** THE PROBLEM **
Tell how many lines in the data below hold the string "Fuerza"; give nothing but the number.

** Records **
▽

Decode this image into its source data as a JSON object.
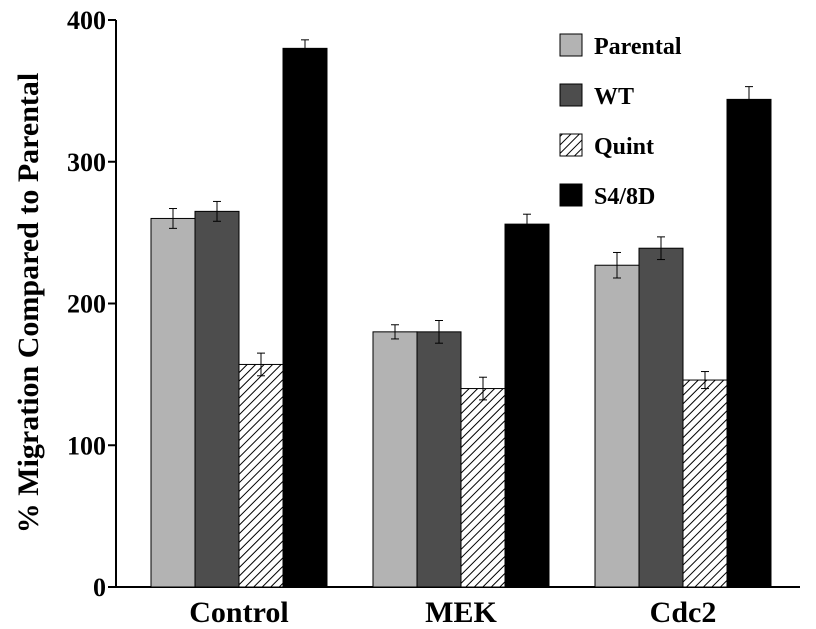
{
  "chart_data": {
    "type": "bar",
    "title": "",
    "xlabel": "",
    "ylabel": "% Migration Compared to Parental",
    "ylim": [
      0,
      400
    ],
    "yticks": [
      0,
      100,
      200,
      300,
      400
    ],
    "grid": false,
    "legend_position": "top-right",
    "categories": [
      "Control",
      "MEK",
      "Cdc2"
    ],
    "series": [
      {
        "name": "Parental",
        "color": "#b3b3b3",
        "pattern": "solid",
        "values": [
          260,
          180,
          227
        ],
        "errors": [
          7,
          5,
          9
        ]
      },
      {
        "name": "WT",
        "color": "#4d4d4d",
        "pattern": "solid",
        "values": [
          265,
          180,
          239
        ],
        "errors": [
          7,
          8,
          8
        ]
      },
      {
        "name": "Quint",
        "color": "#ffffff",
        "pattern": "hatch",
        "values": [
          157,
          140,
          146
        ],
        "errors": [
          8,
          8,
          6
        ]
      },
      {
        "name": "S4/8D",
        "color": "#000000",
        "pattern": "solid",
        "values": [
          380,
          256,
          344
        ],
        "errors": [
          6,
          7,
          9
        ]
      }
    ]
  }
}
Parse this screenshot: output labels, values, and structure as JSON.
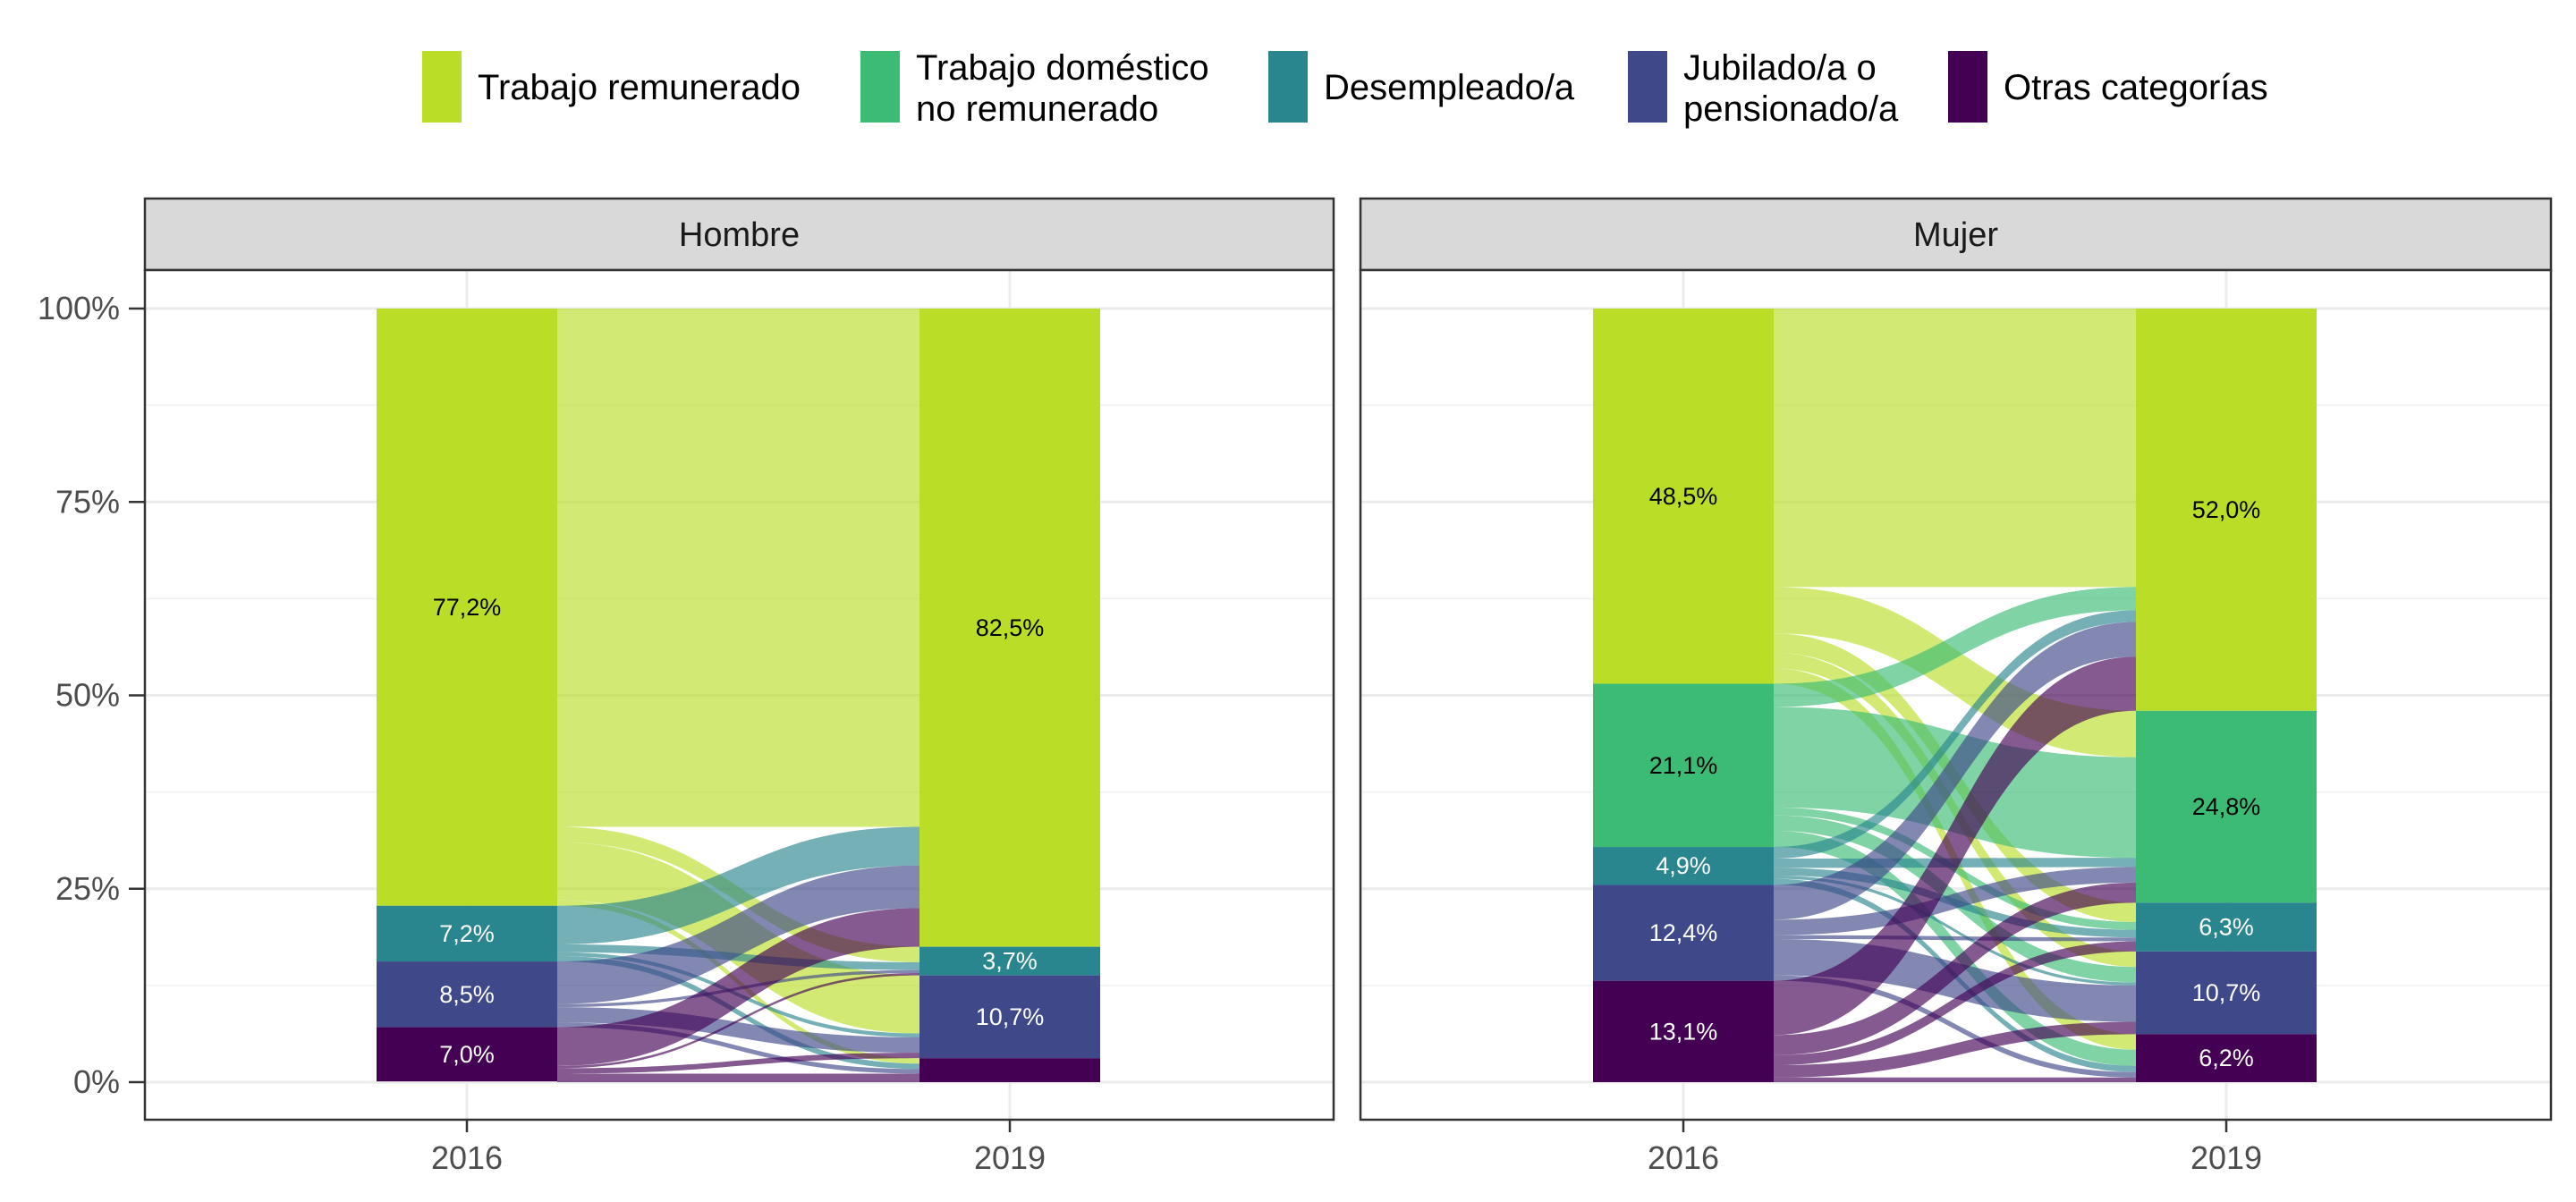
{
  "chart_data": {
    "type": "alluvial",
    "title": "",
    "xlabel": "",
    "ylabel": "",
    "ylim": [
      0,
      1
    ],
    "y_ticks": [
      "0%",
      "25%",
      "50%",
      "75%",
      "100%"
    ],
    "x_categories": [
      "2016",
      "2019"
    ],
    "legend": {
      "placement": "top",
      "items": [
        {
          "key": "trabajo",
          "lines": [
            "Trabajo remunerado"
          ],
          "color": "#BADE28"
        },
        {
          "key": "domestico",
          "lines": [
            "Trabajo doméstico",
            "no remunerado"
          ],
          "color": "#3CBB75"
        },
        {
          "key": "desempleado",
          "lines": [
            "Desempleado/a"
          ],
          "color": "#2A868E"
        },
        {
          "key": "jubilado",
          "lines": [
            "Jubilado/a o",
            "pensionado/a"
          ],
          "color": "#3F4889"
        },
        {
          "key": "otras",
          "lines": [
            "Otras categorías"
          ],
          "color": "#440154"
        }
      ]
    },
    "panels": [
      {
        "name": "Hombre",
        "stacks": {
          "2016": [
            {
              "cat": "trabajo",
              "value": 0.772,
              "label": "77,2%"
            },
            {
              "cat": "desempleado",
              "value": 0.072,
              "label": "7,2%"
            },
            {
              "cat": "jubilado",
              "value": 0.085,
              "label": "8,5%"
            },
            {
              "cat": "otras",
              "value": 0.07,
              "label": "7,0%"
            }
          ],
          "2019": [
            {
              "cat": "trabajo",
              "value": 0.825,
              "label": "82,5%"
            },
            {
              "cat": "desempleado",
              "value": 0.037,
              "label": "3,7%"
            },
            {
              "cat": "jubilado",
              "value": 0.107,
              "label": "10,7%"
            },
            {
              "cat": "otras",
              "value": 0.031,
              "label": ""
            }
          ]
        },
        "flows": [
          {
            "from": "trabajo",
            "to": "trabajo",
            "value": 0.67
          },
          {
            "from": "trabajo",
            "to": "desempleado",
            "value": 0.02
          },
          {
            "from": "trabajo",
            "to": "jubilado",
            "value": 0.075
          },
          {
            "from": "trabajo",
            "to": "otras",
            "value": 0.007
          },
          {
            "from": "desempleado",
            "to": "trabajo",
            "value": 0.05
          },
          {
            "from": "desempleado",
            "to": "desempleado",
            "value": 0.01
          },
          {
            "from": "desempleado",
            "to": "jubilado",
            "value": 0.005
          },
          {
            "from": "desempleado",
            "to": "otras",
            "value": 0.007
          },
          {
            "from": "jubilado",
            "to": "trabajo",
            "value": 0.055
          },
          {
            "from": "jubilado",
            "to": "desempleado",
            "value": 0.004
          },
          {
            "from": "jubilado",
            "to": "jubilado",
            "value": 0.02
          },
          {
            "from": "jubilado",
            "to": "otras",
            "value": 0.006
          },
          {
            "from": "otras",
            "to": "trabajo",
            "value": 0.05
          },
          {
            "from": "otras",
            "to": "desempleado",
            "value": 0.003
          },
          {
            "from": "otras",
            "to": "jubilado",
            "value": 0.007
          },
          {
            "from": "otras",
            "to": "otras",
            "value": 0.011
          }
        ]
      },
      {
        "name": "Mujer",
        "stacks": {
          "2016": [
            {
              "cat": "trabajo",
              "value": 0.485,
              "label": "48,5%"
            },
            {
              "cat": "domestico",
              "value": 0.211,
              "label": "21,1%"
            },
            {
              "cat": "desempleado",
              "value": 0.049,
              "label": "4,9%"
            },
            {
              "cat": "jubilado",
              "value": 0.124,
              "label": "12,4%"
            },
            {
              "cat": "otras",
              "value": 0.131,
              "label": "13,1%"
            }
          ],
          "2019": [
            {
              "cat": "trabajo",
              "value": 0.52,
              "label": "52,0%"
            },
            {
              "cat": "domestico",
              "value": 0.248,
              "label": "24,8%"
            },
            {
              "cat": "desempleado",
              "value": 0.063,
              "label": "6,3%"
            },
            {
              "cat": "jubilado",
              "value": 0.107,
              "label": "10,7%"
            },
            {
              "cat": "otras",
              "value": 0.062,
              "label": "6,2%"
            }
          ]
        },
        "flows": [
          {
            "from": "trabajo",
            "to": "trabajo",
            "value": 0.36
          },
          {
            "from": "trabajo",
            "to": "domestico",
            "value": 0.06
          },
          {
            "from": "trabajo",
            "to": "desempleado",
            "value": 0.025
          },
          {
            "from": "trabajo",
            "to": "jubilado",
            "value": 0.02
          },
          {
            "from": "trabajo",
            "to": "otras",
            "value": 0.02
          },
          {
            "from": "domestico",
            "to": "trabajo",
            "value": 0.03
          },
          {
            "from": "domestico",
            "to": "domestico",
            "value": 0.13
          },
          {
            "from": "domestico",
            "to": "desempleado",
            "value": 0.01
          },
          {
            "from": "domestico",
            "to": "jubilado",
            "value": 0.02
          },
          {
            "from": "domestico",
            "to": "otras",
            "value": 0.021
          },
          {
            "from": "desempleado",
            "to": "trabajo",
            "value": 0.015
          },
          {
            "from": "desempleado",
            "to": "domestico",
            "value": 0.012
          },
          {
            "from": "desempleado",
            "to": "desempleado",
            "value": 0.01
          },
          {
            "from": "desempleado",
            "to": "jubilado",
            "value": 0.004
          },
          {
            "from": "desempleado",
            "to": "otras",
            "value": 0.008
          },
          {
            "from": "jubilado",
            "to": "trabajo",
            "value": 0.045
          },
          {
            "from": "jubilado",
            "to": "domestico",
            "value": 0.02
          },
          {
            "from": "jubilado",
            "to": "desempleado",
            "value": 0.005
          },
          {
            "from": "jubilado",
            "to": "jubilado",
            "value": 0.047
          },
          {
            "from": "jubilado",
            "to": "otras",
            "value": 0.007
          },
          {
            "from": "otras",
            "to": "trabajo",
            "value": 0.07
          },
          {
            "from": "otras",
            "to": "domestico",
            "value": 0.026
          },
          {
            "from": "otras",
            "to": "desempleado",
            "value": 0.013
          },
          {
            "from": "otras",
            "to": "jubilado",
            "value": 0.016
          },
          {
            "from": "otras",
            "to": "otras",
            "value": 0.006
          }
        ]
      }
    ]
  }
}
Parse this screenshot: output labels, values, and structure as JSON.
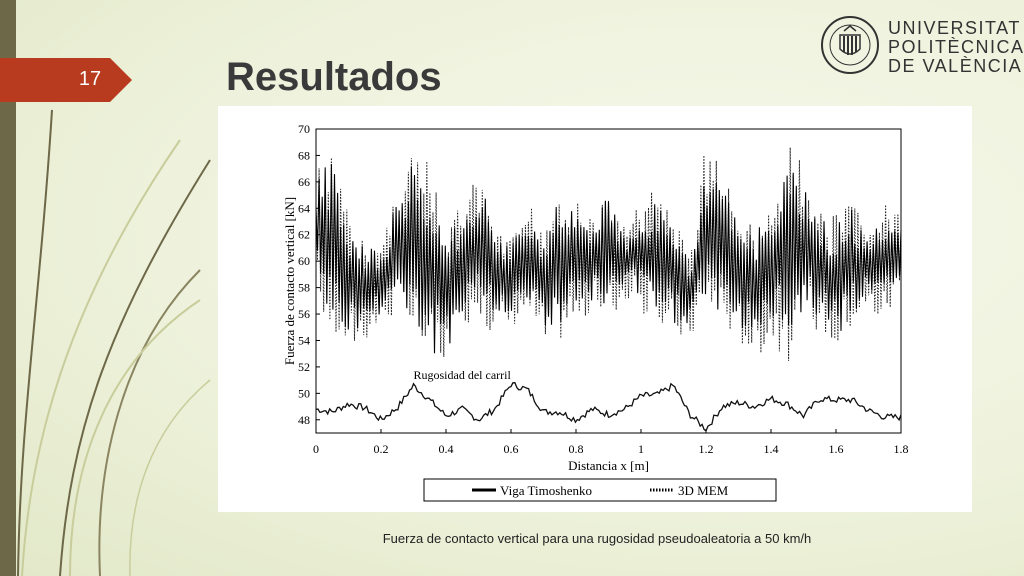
{
  "slide": {
    "page_number": "17",
    "title": "Resultados",
    "caption": "Fuerza de contacto vertical para una rugosidad pseudoaleatoria a 50 km/h"
  },
  "logo": {
    "lines": [
      "UNIVERSITAT",
      "POLITÈCNICA",
      "DE VALÈNCIA"
    ],
    "seal_text": "UNIVERSITAT POLITÈCNICA DE VALÈNCIA"
  },
  "colors": {
    "accent": "#b83a1f",
    "deco_dark": "#6d6848",
    "deco_light": "#c9cd9c"
  },
  "chart_data": {
    "type": "line",
    "xlabel": "Distancia x [m]",
    "ylabel": "Fuerza de contacto vertical [kN]",
    "xlim": [
      0,
      1.8
    ],
    "ylim": [
      47,
      70
    ],
    "x_ticks": [
      "0",
      "0.2",
      "0.4",
      "0.6",
      "0.8",
      "1",
      "1.2",
      "1.4",
      "1.6",
      "1.8"
    ],
    "y_ticks": [
      "48",
      "50",
      "52",
      "54",
      "56",
      "58",
      "60",
      "62",
      "64",
      "66",
      "68",
      "70"
    ],
    "annotation": "Rugosidad del carril",
    "legend_position": "bottom",
    "series": [
      {
        "name": "Viga Timoshenko",
        "style": "solid",
        "envelope_x": [
          0,
          0.05,
          0.1,
          0.15,
          0.2,
          0.25,
          0.3,
          0.35,
          0.4,
          0.45,
          0.5,
          0.55,
          0.6,
          0.65,
          0.7,
          0.75,
          0.8,
          0.85,
          0.9,
          0.95,
          1.0,
          1.05,
          1.1,
          1.15,
          1.2,
          1.25,
          1.3,
          1.35,
          1.4,
          1.45,
          1.5,
          1.55,
          1.6,
          1.65,
          1.7,
          1.75,
          1.8
        ],
        "envelope_max": [
          66.5,
          68,
          63,
          61,
          61,
          65,
          68,
          67,
          62,
          64,
          66,
          63,
          61,
          64,
          63,
          65,
          64,
          63,
          65,
          62,
          64,
          65,
          63,
          60,
          67,
          66,
          63,
          62,
          64,
          68,
          67,
          64,
          63,
          64,
          62,
          64,
          63
        ],
        "envelope_min": [
          58,
          55,
          54,
          55,
          56,
          57,
          55,
          52,
          53,
          56,
          57,
          55,
          56,
          57,
          54,
          55,
          56,
          57,
          56,
          58,
          57,
          56,
          55,
          55,
          57,
          56,
          55,
          54,
          55,
          54,
          55,
          56,
          54,
          56,
          57,
          56,
          59
        ]
      },
      {
        "name": "3D MEM",
        "style": "dotted",
        "envelope_x": [
          0,
          0.05,
          0.1,
          0.15,
          0.2,
          0.25,
          0.3,
          0.35,
          0.4,
          0.45,
          0.5,
          0.55,
          0.6,
          0.65,
          0.7,
          0.75,
          0.8,
          0.85,
          0.9,
          0.95,
          1.0,
          1.05,
          1.1,
          1.15,
          1.2,
          1.25,
          1.3,
          1.35,
          1.4,
          1.45,
          1.5,
          1.55,
          1.6,
          1.65,
          1.7,
          1.75,
          1.8
        ],
        "envelope_max": [
          67,
          68.5,
          63.5,
          61.5,
          61.5,
          66,
          69,
          67.5,
          62.5,
          64.5,
          66.5,
          63.5,
          61.5,
          64.5,
          63.5,
          66,
          64.5,
          63.5,
          65.5,
          62.5,
          64.5,
          66,
          63.5,
          60.5,
          69.5,
          67,
          63.5,
          62.5,
          64.5,
          69,
          68,
          64.5,
          63.5,
          64.5,
          62.5,
          64.5,
          63.5
        ],
        "envelope_min": [
          57,
          54,
          53,
          54,
          55,
          56,
          54,
          51.5,
          52.5,
          55,
          56,
          54,
          55,
          56,
          53,
          54,
          55,
          56,
          55,
          57,
          56,
          55,
          54,
          54,
          56,
          55,
          54,
          52.5,
          54,
          52,
          54,
          55,
          53,
          55,
          56,
          55,
          58
        ]
      },
      {
        "name": "Rugosidad del carril",
        "style": "solid",
        "x": [
          0,
          0.05,
          0.1,
          0.15,
          0.2,
          0.25,
          0.3,
          0.35,
          0.4,
          0.45,
          0.5,
          0.55,
          0.6,
          0.65,
          0.7,
          0.75,
          0.8,
          0.85,
          0.9,
          0.95,
          1.0,
          1.05,
          1.1,
          1.15,
          1.2,
          1.25,
          1.3,
          1.35,
          1.4,
          1.45,
          1.5,
          1.55,
          1.6,
          1.65,
          1.7,
          1.75,
          1.8
        ],
        "y": [
          48.8,
          48.6,
          49.2,
          48.9,
          48.0,
          48.9,
          50.6,
          49.5,
          48.3,
          48.8,
          48.0,
          48.8,
          50.7,
          50.3,
          48.6,
          48.6,
          48.0,
          48.8,
          48.4,
          48.8,
          49.8,
          49.9,
          50.6,
          48.4,
          47.3,
          49.0,
          49.3,
          49.0,
          49.6,
          49.2,
          48.3,
          49.6,
          49.5,
          49.5,
          48.7,
          48.2,
          48.2
        ]
      }
    ]
  }
}
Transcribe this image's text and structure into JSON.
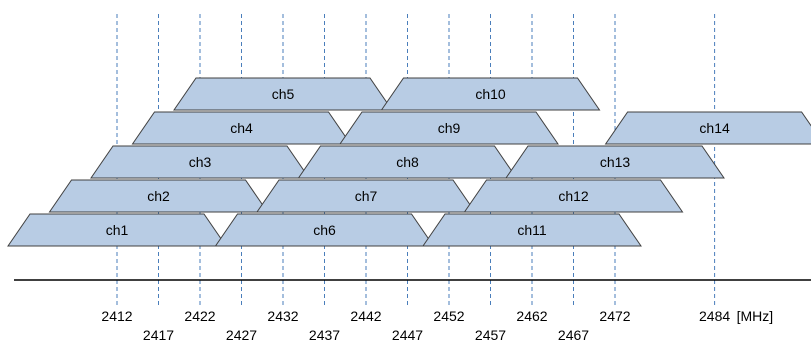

△

** ANSWER TO THE EXERCISE **
2